§ **Given task**:
Using the listing below, select the lines with the word "this" and copy them.

(A block of data)
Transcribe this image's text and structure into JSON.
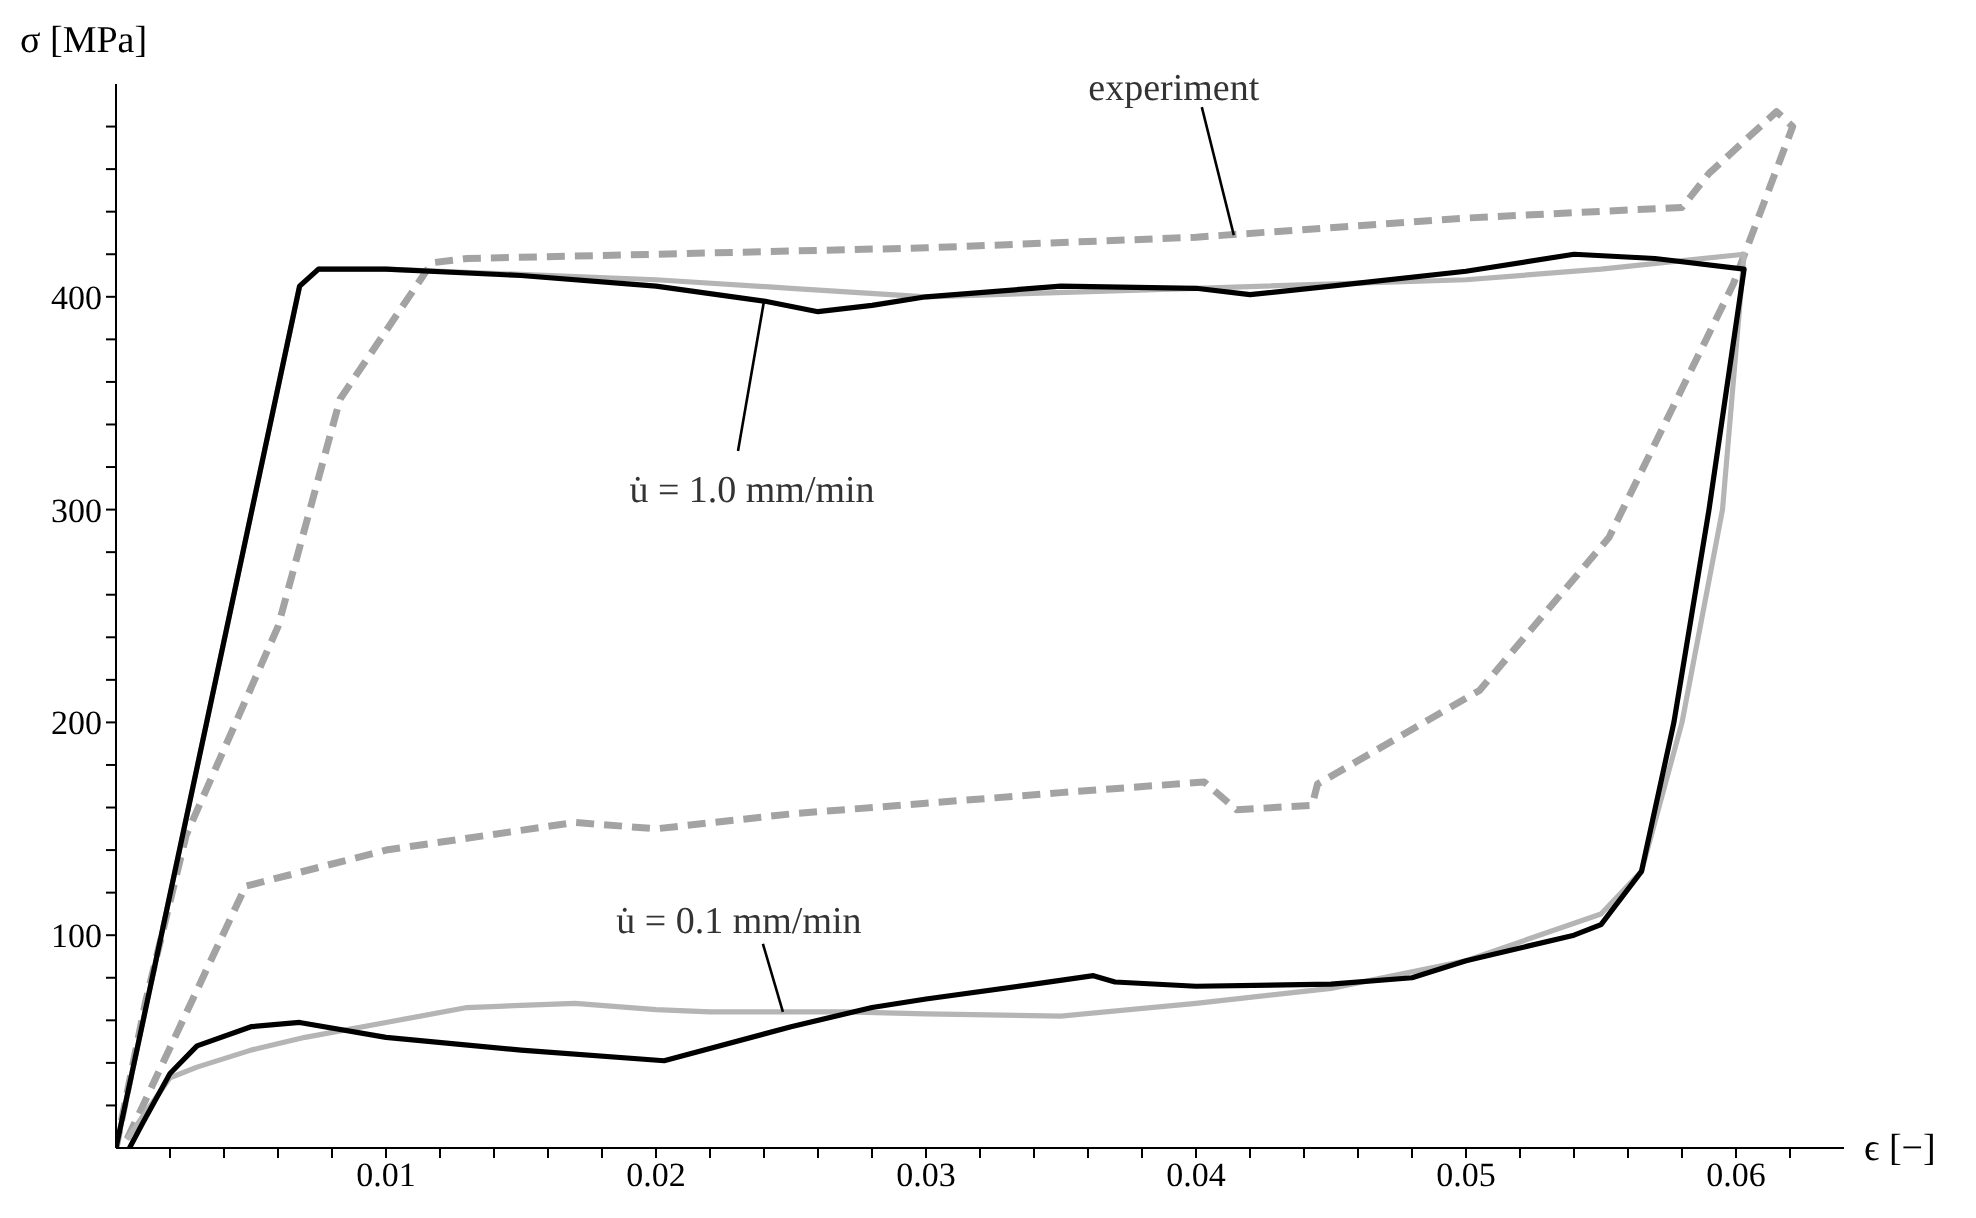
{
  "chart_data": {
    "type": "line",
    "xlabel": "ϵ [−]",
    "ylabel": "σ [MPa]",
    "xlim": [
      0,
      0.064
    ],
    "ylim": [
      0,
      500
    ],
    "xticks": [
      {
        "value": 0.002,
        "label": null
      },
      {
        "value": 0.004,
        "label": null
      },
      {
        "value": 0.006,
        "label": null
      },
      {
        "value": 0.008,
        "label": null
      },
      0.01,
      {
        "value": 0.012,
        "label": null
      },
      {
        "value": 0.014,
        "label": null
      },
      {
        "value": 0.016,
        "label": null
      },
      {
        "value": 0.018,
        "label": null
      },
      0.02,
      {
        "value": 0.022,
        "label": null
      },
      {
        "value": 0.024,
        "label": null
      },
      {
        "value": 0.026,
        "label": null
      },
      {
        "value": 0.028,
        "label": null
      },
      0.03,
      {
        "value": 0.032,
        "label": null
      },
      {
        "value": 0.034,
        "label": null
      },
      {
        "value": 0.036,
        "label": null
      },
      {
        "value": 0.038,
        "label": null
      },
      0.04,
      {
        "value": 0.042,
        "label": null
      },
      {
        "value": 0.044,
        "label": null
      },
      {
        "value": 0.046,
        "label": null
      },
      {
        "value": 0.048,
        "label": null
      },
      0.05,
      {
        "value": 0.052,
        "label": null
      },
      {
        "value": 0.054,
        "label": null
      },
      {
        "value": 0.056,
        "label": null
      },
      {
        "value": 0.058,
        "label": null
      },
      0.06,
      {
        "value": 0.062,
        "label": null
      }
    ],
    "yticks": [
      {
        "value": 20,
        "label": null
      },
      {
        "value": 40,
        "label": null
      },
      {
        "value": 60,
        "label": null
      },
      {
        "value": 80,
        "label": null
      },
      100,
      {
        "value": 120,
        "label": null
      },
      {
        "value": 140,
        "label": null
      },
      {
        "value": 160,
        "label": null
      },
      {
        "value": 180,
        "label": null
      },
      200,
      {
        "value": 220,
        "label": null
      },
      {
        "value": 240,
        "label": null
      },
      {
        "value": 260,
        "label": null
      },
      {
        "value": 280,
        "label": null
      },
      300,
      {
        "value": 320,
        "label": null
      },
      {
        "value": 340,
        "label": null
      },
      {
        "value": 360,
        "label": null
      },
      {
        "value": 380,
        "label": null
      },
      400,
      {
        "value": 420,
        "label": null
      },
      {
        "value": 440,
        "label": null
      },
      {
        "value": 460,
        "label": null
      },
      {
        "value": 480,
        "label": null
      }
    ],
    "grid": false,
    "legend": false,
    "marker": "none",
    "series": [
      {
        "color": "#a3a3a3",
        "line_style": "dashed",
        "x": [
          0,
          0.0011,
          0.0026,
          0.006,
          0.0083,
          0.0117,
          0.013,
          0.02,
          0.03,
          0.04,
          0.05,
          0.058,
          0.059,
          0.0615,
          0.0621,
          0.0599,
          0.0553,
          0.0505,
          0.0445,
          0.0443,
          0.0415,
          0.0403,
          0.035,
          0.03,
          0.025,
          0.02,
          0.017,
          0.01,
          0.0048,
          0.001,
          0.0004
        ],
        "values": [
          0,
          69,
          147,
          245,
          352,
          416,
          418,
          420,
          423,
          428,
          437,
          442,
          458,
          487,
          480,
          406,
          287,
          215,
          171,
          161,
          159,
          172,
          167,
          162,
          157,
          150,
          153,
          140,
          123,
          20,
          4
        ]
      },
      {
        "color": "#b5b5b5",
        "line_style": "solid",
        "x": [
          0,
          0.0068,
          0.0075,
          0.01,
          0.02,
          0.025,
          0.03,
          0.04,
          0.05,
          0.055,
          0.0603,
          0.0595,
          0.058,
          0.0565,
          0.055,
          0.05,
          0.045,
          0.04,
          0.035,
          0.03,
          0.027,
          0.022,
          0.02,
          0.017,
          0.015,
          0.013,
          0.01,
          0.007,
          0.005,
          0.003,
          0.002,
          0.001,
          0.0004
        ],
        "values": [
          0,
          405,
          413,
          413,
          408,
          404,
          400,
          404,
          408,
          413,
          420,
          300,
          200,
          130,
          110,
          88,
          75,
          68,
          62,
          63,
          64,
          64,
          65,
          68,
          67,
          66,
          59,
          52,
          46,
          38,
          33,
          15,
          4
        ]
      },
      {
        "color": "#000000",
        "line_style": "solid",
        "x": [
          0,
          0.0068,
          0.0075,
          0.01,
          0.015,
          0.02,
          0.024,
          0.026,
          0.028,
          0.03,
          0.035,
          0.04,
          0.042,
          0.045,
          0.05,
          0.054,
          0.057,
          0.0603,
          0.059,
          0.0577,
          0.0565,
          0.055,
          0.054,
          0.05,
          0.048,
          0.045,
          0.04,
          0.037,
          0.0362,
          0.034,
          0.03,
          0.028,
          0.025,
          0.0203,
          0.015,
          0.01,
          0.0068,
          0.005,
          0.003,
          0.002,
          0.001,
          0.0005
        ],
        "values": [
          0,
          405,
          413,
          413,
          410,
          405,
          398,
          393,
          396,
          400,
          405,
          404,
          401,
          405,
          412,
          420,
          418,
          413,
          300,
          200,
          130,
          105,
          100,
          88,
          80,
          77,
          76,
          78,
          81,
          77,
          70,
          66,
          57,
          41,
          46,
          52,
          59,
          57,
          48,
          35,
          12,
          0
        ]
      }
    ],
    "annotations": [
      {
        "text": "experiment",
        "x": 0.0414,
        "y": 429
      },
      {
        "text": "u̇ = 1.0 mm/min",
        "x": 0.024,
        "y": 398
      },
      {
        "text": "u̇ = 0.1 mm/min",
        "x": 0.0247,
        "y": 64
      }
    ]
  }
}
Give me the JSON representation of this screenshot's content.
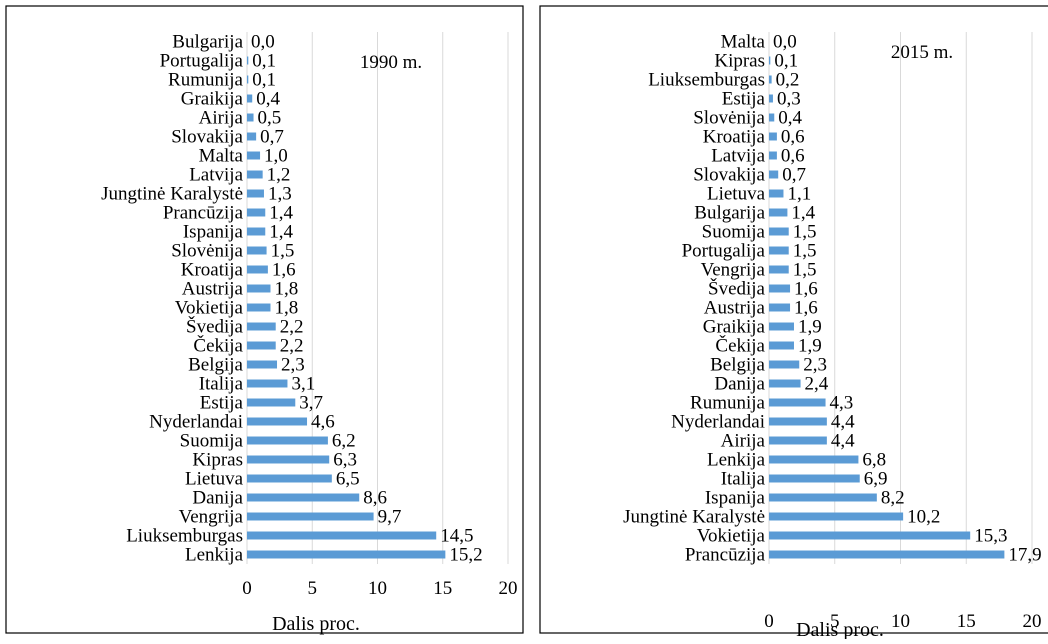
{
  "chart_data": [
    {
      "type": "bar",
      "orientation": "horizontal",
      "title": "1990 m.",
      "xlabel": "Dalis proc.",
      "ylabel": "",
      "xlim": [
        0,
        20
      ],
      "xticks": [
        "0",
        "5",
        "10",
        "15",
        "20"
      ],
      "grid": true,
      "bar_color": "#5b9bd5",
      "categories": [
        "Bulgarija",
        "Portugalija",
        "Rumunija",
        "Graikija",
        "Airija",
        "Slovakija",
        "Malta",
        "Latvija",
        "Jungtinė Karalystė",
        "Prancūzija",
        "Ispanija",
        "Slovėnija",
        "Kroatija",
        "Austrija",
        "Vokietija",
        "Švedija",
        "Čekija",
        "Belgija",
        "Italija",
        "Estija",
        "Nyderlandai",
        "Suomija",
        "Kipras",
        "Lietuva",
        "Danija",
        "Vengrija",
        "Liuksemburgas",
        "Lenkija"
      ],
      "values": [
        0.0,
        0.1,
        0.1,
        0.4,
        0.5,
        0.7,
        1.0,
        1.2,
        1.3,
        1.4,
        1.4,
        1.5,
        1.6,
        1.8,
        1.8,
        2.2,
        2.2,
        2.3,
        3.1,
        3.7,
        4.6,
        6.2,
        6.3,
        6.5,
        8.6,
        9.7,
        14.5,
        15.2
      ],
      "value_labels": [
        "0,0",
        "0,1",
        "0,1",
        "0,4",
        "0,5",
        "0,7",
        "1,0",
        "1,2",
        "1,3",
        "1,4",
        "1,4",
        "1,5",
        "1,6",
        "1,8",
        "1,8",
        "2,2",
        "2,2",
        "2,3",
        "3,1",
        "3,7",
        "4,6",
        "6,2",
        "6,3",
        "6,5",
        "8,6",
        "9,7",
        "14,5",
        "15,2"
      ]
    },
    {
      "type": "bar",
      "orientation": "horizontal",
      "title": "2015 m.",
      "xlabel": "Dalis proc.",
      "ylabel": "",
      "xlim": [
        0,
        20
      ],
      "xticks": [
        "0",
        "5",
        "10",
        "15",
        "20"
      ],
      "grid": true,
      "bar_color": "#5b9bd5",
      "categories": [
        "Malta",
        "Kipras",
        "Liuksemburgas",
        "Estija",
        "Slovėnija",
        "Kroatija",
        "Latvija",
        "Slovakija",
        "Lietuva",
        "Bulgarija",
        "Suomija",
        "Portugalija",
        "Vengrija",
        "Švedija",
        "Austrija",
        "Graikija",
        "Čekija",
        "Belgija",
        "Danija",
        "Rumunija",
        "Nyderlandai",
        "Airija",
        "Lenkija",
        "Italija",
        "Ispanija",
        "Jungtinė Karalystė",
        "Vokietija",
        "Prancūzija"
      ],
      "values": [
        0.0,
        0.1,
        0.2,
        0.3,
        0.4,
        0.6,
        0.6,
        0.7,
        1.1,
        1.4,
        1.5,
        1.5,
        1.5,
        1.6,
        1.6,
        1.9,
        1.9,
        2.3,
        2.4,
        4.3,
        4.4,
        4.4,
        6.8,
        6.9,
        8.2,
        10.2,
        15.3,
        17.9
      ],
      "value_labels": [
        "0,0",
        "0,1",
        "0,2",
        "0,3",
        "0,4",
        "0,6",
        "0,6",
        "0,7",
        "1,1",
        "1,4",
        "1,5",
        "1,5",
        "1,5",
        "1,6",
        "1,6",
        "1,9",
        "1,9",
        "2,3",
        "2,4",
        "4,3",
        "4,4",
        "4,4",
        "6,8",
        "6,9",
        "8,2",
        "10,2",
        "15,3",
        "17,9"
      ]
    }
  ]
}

§ **Solution to the problem**:
Transcribe this image's text and structure into JSON.
Give me the JSON representation of this screenshot's content.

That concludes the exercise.